Collected data:
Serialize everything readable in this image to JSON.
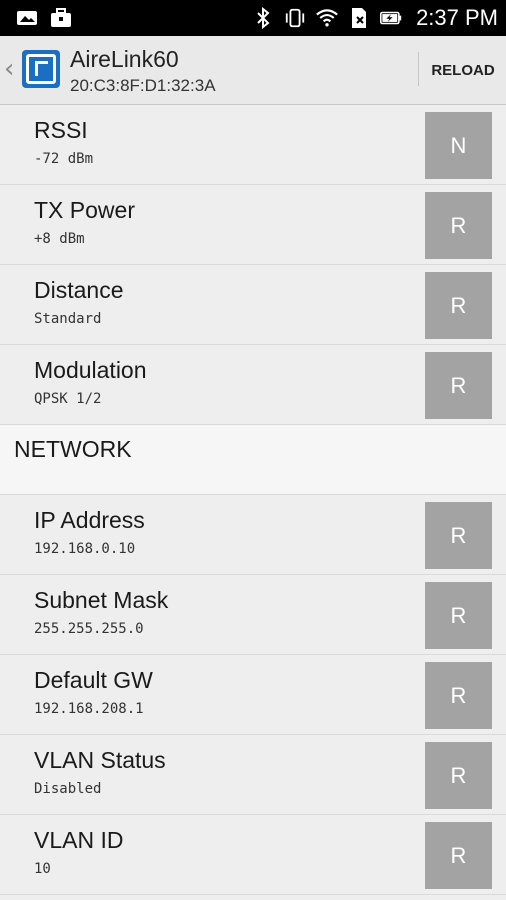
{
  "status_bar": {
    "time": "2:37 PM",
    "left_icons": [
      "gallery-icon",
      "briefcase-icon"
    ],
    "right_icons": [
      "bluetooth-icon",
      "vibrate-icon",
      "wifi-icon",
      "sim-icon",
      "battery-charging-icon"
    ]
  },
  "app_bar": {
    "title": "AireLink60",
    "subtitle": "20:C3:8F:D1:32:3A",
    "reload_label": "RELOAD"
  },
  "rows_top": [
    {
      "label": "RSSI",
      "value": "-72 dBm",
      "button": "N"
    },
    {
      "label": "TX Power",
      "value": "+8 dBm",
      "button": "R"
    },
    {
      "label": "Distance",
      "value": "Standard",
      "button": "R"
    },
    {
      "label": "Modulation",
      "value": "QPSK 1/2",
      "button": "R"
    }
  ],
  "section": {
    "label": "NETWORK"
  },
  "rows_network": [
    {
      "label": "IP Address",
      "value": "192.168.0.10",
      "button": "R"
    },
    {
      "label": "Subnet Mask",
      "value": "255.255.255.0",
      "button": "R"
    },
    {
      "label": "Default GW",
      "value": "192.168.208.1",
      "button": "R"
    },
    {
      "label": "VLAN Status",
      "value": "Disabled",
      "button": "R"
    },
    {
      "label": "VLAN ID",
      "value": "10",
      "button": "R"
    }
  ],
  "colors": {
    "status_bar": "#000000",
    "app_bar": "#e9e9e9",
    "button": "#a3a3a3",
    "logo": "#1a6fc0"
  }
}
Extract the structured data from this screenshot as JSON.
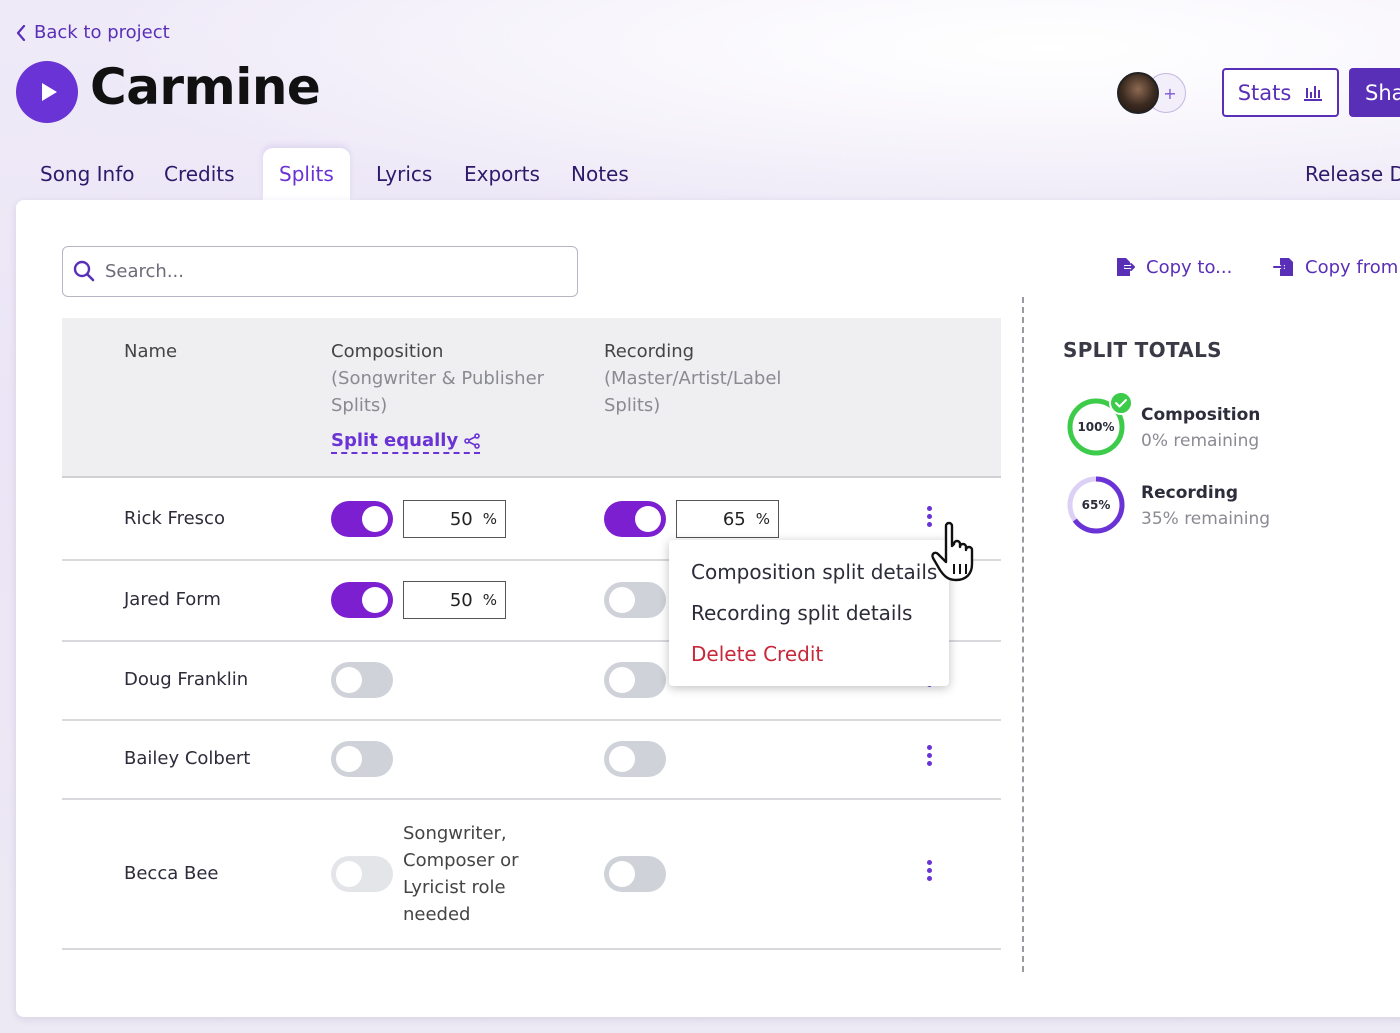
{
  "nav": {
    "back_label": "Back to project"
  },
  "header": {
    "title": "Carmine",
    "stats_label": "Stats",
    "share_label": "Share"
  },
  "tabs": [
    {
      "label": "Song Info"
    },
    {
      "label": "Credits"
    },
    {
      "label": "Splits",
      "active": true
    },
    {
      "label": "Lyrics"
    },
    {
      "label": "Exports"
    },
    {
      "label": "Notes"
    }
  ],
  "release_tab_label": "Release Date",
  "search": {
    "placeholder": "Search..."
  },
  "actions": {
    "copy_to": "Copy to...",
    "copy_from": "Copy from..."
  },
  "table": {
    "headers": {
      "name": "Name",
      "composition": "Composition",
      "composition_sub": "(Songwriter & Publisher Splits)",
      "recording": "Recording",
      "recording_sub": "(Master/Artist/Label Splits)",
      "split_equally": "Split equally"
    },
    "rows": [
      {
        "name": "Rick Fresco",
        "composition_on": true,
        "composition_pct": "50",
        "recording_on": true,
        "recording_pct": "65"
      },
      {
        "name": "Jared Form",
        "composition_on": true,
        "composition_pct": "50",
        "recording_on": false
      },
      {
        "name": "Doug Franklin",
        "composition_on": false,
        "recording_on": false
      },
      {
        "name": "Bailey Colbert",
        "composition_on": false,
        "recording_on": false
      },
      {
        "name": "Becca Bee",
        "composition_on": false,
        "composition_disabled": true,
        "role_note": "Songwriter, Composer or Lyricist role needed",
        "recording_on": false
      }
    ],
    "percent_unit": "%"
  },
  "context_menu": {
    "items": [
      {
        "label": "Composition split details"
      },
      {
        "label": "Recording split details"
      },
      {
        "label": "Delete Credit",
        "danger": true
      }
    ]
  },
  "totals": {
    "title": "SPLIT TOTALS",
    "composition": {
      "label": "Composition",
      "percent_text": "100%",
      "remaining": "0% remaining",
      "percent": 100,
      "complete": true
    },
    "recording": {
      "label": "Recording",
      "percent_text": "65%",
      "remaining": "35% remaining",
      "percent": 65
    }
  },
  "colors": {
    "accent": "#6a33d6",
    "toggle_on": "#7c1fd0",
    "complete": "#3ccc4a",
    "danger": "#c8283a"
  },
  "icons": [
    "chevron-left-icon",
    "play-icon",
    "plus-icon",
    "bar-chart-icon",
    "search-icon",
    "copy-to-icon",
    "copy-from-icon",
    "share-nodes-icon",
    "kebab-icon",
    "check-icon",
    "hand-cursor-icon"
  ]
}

* [WORK TO BE COMPLETED]
How many of the lines in the listing above hold the word "Splits"? Report only that figure.

* [COMPLETE RESPONSE]
3